[begin Supplied material]

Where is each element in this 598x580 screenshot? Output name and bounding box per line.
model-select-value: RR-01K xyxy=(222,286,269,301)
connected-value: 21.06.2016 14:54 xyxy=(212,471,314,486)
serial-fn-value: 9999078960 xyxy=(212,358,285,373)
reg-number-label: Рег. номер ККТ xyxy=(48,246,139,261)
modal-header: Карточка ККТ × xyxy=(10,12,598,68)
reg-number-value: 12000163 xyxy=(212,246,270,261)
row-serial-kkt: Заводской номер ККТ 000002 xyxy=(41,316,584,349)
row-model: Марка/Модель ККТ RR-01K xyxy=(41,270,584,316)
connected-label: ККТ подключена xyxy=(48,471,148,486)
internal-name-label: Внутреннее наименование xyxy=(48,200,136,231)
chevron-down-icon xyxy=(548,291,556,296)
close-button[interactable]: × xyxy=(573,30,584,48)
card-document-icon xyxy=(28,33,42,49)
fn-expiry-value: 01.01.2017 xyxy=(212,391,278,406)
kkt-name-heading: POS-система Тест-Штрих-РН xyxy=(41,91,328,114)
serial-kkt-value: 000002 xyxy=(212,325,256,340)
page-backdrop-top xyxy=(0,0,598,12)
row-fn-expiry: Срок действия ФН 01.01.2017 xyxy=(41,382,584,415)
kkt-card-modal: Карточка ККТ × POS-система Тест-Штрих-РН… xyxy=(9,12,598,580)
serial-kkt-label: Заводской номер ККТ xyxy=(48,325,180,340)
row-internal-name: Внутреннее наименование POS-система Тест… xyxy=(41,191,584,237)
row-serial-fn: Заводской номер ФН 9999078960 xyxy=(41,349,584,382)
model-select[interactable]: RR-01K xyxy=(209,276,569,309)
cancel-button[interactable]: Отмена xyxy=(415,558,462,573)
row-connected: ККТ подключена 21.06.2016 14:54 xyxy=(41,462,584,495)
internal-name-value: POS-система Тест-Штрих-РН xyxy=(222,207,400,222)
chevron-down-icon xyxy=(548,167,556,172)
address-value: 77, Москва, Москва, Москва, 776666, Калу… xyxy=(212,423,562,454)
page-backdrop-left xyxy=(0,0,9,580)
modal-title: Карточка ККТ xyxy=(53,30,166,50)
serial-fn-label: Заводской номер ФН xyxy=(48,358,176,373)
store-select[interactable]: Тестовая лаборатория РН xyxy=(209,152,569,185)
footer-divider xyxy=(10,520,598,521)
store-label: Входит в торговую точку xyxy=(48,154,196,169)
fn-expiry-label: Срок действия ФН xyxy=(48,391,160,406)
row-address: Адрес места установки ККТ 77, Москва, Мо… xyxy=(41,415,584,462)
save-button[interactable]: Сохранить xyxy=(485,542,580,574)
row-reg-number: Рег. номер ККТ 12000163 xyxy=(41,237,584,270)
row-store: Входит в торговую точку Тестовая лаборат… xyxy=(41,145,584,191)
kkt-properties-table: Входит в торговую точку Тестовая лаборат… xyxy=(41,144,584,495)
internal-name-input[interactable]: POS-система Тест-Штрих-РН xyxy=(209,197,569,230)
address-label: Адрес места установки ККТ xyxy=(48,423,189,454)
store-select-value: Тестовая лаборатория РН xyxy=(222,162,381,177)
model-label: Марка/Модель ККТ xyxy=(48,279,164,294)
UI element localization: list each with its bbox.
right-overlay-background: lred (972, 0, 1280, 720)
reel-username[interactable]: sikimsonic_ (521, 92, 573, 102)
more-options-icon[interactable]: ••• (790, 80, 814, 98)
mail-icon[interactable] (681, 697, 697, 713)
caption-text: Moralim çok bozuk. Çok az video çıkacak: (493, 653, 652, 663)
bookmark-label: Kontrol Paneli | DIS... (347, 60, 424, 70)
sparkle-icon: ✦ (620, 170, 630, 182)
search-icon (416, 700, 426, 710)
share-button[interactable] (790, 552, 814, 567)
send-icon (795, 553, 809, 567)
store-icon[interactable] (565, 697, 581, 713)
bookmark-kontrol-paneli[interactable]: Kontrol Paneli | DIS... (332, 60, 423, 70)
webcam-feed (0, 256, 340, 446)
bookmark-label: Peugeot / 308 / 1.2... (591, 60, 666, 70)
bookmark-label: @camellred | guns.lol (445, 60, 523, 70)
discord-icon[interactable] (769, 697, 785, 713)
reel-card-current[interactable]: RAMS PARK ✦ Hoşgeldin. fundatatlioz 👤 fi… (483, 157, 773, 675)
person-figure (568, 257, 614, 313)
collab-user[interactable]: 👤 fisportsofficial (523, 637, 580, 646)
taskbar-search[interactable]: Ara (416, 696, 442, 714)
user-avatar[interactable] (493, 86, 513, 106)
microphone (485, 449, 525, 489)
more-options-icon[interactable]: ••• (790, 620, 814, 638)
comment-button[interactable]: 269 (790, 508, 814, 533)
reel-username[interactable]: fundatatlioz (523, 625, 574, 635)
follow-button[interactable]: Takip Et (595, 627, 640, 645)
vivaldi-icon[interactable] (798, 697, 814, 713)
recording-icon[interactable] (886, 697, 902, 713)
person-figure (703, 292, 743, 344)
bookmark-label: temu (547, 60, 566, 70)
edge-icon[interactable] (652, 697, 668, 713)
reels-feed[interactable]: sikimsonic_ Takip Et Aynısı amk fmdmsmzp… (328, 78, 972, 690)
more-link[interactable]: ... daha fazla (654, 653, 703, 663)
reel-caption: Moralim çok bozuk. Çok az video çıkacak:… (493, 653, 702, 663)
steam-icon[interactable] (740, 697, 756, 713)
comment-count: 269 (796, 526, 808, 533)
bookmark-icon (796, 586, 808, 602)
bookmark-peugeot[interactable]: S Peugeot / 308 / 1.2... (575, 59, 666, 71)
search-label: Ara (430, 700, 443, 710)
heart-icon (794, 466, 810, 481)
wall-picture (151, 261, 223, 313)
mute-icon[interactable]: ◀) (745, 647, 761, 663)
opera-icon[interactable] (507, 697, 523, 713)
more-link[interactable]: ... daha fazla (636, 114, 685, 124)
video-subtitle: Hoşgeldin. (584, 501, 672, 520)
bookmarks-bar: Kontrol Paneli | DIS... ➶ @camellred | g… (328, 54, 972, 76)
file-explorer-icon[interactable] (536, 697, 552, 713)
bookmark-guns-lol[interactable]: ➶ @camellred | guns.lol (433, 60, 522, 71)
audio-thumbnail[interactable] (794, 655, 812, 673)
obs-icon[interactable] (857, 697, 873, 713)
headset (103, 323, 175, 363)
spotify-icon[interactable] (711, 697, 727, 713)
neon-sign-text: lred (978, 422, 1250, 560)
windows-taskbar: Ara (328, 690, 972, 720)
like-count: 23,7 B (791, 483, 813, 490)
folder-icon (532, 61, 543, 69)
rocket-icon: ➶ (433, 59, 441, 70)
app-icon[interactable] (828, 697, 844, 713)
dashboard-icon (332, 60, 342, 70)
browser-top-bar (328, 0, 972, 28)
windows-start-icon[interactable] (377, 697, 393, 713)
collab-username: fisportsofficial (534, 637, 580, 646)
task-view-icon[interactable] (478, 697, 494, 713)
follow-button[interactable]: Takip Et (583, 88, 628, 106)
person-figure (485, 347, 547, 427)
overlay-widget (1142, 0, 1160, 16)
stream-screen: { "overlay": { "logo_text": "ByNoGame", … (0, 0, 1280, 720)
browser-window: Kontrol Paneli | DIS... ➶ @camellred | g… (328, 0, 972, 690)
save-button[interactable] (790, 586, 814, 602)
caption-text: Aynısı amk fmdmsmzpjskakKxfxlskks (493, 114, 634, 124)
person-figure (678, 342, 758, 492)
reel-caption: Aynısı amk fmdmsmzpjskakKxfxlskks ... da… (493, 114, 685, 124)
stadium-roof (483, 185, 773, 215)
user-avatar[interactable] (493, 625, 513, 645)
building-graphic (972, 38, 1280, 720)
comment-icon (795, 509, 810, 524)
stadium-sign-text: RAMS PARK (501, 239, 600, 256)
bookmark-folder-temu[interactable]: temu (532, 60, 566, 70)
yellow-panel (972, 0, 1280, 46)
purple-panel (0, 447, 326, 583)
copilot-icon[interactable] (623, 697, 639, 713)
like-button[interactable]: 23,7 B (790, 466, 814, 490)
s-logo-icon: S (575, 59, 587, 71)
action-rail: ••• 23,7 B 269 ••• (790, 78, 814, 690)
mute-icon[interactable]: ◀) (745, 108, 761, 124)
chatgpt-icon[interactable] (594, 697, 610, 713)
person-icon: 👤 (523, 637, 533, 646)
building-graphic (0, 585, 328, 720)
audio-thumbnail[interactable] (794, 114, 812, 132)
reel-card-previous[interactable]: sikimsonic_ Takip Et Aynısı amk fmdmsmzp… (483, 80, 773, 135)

[end Supplied material]

### Your task
Please edit the entries from the first one through the line containing "serial-kkt-value: 000002 xyxy=(212,325,256,340)" by replacing "chevron-down-icon" with "arrow-down-icon" and leaving everything else unchanged.

### Worked solution
Where is each element in this 598x580 screenshot? Output name and bounding box per line.
model-select-value: RR-01K xyxy=(222,286,269,301)
connected-value: 21.06.2016 14:54 xyxy=(212,471,314,486)
serial-fn-value: 9999078960 xyxy=(212,358,285,373)
reg-number-label: Рег. номер ККТ xyxy=(48,246,139,261)
modal-header: Карточка ККТ × xyxy=(10,12,598,68)
reg-number-value: 12000163 xyxy=(212,246,270,261)
row-serial-kkt: Заводской номер ККТ 000002 xyxy=(41,316,584,349)
row-model: Марка/Модель ККТ RR-01K xyxy=(41,270,584,316)
connected-label: ККТ подключена xyxy=(48,471,148,486)
internal-name-label: Внутреннее наименование xyxy=(48,200,136,231)
arrow-down-icon xyxy=(548,291,556,296)
close-button[interactable]: × xyxy=(573,30,584,48)
card-document-icon xyxy=(28,33,42,49)
fn-expiry-value: 01.01.2017 xyxy=(212,391,278,406)
kkt-name-heading: POS-система Тест-Штрих-РН xyxy=(41,91,328,114)
serial-kkt-value: 000002 xyxy=(212,325,256,340)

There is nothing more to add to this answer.